(Figure data in JSON)
## START

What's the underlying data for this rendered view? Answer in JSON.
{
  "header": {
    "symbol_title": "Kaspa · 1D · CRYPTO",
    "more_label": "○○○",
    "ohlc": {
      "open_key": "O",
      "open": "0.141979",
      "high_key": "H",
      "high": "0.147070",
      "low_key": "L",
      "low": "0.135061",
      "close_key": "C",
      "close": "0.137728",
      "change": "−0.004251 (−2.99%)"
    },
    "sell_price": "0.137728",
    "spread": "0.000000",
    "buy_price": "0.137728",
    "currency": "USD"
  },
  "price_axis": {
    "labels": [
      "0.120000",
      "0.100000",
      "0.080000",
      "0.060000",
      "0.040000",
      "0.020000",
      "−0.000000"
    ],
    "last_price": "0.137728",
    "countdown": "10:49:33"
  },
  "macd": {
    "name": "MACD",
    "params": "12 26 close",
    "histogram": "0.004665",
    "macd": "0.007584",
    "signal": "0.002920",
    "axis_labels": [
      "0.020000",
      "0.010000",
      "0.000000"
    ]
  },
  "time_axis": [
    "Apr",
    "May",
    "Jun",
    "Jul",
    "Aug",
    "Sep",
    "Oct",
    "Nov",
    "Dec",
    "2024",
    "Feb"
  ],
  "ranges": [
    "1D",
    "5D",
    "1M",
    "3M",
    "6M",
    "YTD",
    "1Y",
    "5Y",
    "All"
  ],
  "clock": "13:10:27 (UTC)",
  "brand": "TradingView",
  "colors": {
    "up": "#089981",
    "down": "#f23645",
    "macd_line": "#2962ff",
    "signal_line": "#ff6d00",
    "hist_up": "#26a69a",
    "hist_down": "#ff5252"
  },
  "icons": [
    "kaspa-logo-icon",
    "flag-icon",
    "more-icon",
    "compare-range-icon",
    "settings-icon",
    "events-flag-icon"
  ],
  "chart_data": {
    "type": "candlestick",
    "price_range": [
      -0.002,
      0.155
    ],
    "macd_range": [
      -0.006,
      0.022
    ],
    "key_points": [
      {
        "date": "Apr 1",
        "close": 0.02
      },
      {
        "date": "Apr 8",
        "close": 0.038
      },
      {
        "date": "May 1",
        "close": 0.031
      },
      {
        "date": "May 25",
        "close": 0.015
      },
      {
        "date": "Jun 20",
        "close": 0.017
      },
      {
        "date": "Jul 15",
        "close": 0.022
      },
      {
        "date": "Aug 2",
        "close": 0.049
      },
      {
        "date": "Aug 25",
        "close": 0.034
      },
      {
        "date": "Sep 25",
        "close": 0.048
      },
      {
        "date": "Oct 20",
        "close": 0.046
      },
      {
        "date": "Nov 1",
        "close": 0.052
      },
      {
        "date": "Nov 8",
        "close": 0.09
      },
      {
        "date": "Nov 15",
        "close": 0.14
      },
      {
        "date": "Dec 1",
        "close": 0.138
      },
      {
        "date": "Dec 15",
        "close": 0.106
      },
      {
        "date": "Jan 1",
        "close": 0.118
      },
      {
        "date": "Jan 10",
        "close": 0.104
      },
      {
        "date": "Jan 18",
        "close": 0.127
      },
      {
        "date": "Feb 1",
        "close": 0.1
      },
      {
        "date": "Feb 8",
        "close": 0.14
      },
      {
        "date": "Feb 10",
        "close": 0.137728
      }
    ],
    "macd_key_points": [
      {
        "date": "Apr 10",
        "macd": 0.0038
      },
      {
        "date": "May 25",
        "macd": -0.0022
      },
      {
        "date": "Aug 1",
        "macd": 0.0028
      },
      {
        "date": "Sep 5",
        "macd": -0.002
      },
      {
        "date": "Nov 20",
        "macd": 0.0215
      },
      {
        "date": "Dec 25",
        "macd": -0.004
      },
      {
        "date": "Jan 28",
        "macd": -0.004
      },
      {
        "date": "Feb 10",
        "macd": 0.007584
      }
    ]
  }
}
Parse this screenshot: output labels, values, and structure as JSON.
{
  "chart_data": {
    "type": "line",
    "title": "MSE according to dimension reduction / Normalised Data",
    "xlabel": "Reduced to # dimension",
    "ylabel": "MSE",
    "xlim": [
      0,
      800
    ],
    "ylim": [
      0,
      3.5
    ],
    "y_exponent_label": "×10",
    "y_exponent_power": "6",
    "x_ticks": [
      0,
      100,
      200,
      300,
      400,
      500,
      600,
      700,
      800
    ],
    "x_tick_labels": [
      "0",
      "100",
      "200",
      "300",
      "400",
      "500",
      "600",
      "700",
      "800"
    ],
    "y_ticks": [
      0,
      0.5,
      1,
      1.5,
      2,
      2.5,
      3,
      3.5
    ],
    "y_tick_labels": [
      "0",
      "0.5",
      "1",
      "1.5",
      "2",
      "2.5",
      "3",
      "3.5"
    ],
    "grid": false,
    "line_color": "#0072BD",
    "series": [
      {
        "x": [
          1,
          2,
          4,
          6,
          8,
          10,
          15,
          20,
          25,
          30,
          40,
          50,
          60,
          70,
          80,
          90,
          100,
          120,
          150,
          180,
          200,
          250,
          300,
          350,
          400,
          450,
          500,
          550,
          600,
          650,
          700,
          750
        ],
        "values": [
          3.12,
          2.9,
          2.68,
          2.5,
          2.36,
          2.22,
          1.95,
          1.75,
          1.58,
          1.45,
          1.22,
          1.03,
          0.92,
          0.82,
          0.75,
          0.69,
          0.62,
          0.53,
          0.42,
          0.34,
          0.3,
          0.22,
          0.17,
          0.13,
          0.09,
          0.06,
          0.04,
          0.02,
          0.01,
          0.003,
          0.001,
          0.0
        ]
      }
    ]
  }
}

## END

» THE EXERCISE:
Repeat every line of the material exactly as given.

» RESULT OF THE TASK:
What's the underlying data for this rendered view? Answer in JSON.
{
  "header": {
    "symbol_title": "Kaspa · 1D · CRYPTO",
    "more_label": "○○○",
    "ohlc": {
      "open_key": "O",
      "open": "0.141979",
      "high_key": "H",
      "high": "0.147070",
      "low_key": "L",
      "low": "0.135061",
      "close_key": "C",
      "close": "0.137728",
      "change": "−0.004251 (−2.99%)"
    },
    "sell_price": "0.137728",
    "spread": "0.000000",
    "buy_price": "0.137728",
    "currency": "USD"
  },
  "price_axis": {
    "labels": [
      "0.120000",
      "0.100000",
      "0.080000",
      "0.060000",
      "0.040000",
      "0.020000",
      "−0.000000"
    ],
    "last_price": "0.137728",
    "countdown": "10:49:33"
  },
  "macd": {
    "name": "MACD",
    "params": "12 26 close",
    "histogram": "0.004665",
    "macd": "0.007584",
    "signal": "0.002920",
    "axis_labels": [
      "0.020000",
      "0.010000",
      "0.000000"
    ]
  },
  "time_axis": [
    "Apr",
    "May",
    "Jun",
    "Jul",
    "Aug",
    "Sep",
    "Oct",
    "Nov",
    "Dec",
    "2024",
    "Feb"
  ],
  "ranges": [
    "1D",
    "5D",
    "1M",
    "3M",
    "6M",
    "YTD",
    "1Y",
    "5Y",
    "All"
  ],
  "clock": "13:10:27 (UTC)",
  "brand": "TradingView",
  "colors": {
    "up": "#089981",
    "down": "#f23645",
    "macd_line": "#2962ff",
    "signal_line": "#ff6d00",
    "hist_up": "#26a69a",
    "hist_down": "#ff5252"
  },
  "icons": [
    "kaspa-logo-icon",
    "flag-icon",
    "more-icon",
    "compare-range-icon",
    "settings-icon",
    "events-flag-icon"
  ],
  "chart_data": {
    "type": "candlestick",
    "price_range": [
      -0.002,
      0.155
    ],
    "macd_range": [
      -0.006,
      0.022
    ],
    "key_points": [
      {
        "date": "Apr 1",
        "close": 0.02
      },
      {
        "date": "Apr 8",
        "close": 0.038
      },
      {
        "date": "May 1",
        "close": 0.031
      },
      {
        "date": "May 25",
        "close": 0.015
      },
      {
        "date": "Jun 20",
        "close": 0.017
      },
      {
        "date": "Jul 15",
        "close": 0.022
      },
      {
        "date": "Aug 2",
        "close": 0.049
      },
      {
        "date": "Aug 25",
        "close": 0.034
      },
      {
        "date": "Sep 25",
        "close": 0.048
      },
      {
        "date": "Oct 20",
        "close": 0.046
      },
      {
        "date": "Nov 1",
        "close": 0.052
      },
      {
        "date": "Nov 8",
        "close": 0.09
      },
      {
        "date": "Nov 15",
        "close": 0.14
      },
      {
        "date": "Dec 1",
        "close": 0.138
      },
      {
        "date": "Dec 15",
        "close": 0.106
      },
      {
        "date": "Jan 1",
        "close": 0.118
      },
      {
        "date": "Jan 10",
        "close": 0.104
      },
      {
        "date": "Jan 18",
        "close": 0.127
      },
      {
        "date": "Feb 1",
        "close": 0.1
      },
      {
        "date": "Feb 8",
        "close": 0.14
      },
      {
        "date": "Feb 10",
        "close": 0.137728
      }
    ],
    "macd_key_points": [
      {
        "date": "Apr 10",
        "macd": 0.0038
      },
      {
        "date": "May 25",
        "macd": -0.0022
      },
      {
        "date": "Aug 1",
        "macd": 0.0028
      },
      {
        "date": "Sep 5",
        "macd": -0.002
      },
      {
        "date": "Nov 20",
        "macd": 0.0215
      },
      {
        "date": "Dec 25",
        "macd": -0.004
      },
      {
        "date": "Jan 28",
        "macd": -0.004
      },
      {
        "date": "Feb 10",
        "macd": 0.007584
      }
    ]
  }
}
Parse this screenshot: output labels, values, and structure as JSON.
{
  "chart_data": {
    "type": "line",
    "title": "MSE according to dimension reduction / Normalised Data",
    "xlabel": "Reduced to # dimension",
    "ylabel": "MSE",
    "xlim": [
      0,
      800
    ],
    "ylim": [
      0,
      3.5
    ],
    "y_exponent_label": "×10",
    "y_exponent_power": "6",
    "x_ticks": [
      0,
      100,
      200,
      300,
      400,
      500,
      600,
      700,
      800
    ],
    "x_tick_labels": [
      "0",
      "100",
      "200",
      "300",
      "400",
      "500",
      "600",
      "700",
      "800"
    ],
    "y_ticks": [
      0,
      0.5,
      1,
      1.5,
      2,
      2.5,
      3,
      3.5
    ],
    "y_tick_labels": [
      "0",
      "0.5",
      "1",
      "1.5",
      "2",
      "2.5",
      "3",
      "3.5"
    ],
    "grid": false,
    "line_color": "#0072BD",
    "series": [
      {
        "x": [
          1,
          2,
          4,
          6,
          8,
          10,
          15,
          20,
          25,
          30,
          40,
          50,
          60,
          70,
          80,
          90,
          100,
          120,
          150,
          180,
          200,
          250,
          300,
          350,
          400,
          450,
          500,
          550,
          600,
          650,
          700,
          750
        ],
        "values": [
          3.12,
          2.9,
          2.68,
          2.5,
          2.36,
          2.22,
          1.95,
          1.75,
          1.58,
          1.45,
          1.22,
          1.03,
          0.92,
          0.82,
          0.75,
          0.69,
          0.62,
          0.53,
          0.42,
          0.34,
          0.3,
          0.22,
          0.17,
          0.13,
          0.09,
          0.06,
          0.04,
          0.02,
          0.01,
          0.003,
          0.001,
          0.0
        ]
      }
    ]
  }
}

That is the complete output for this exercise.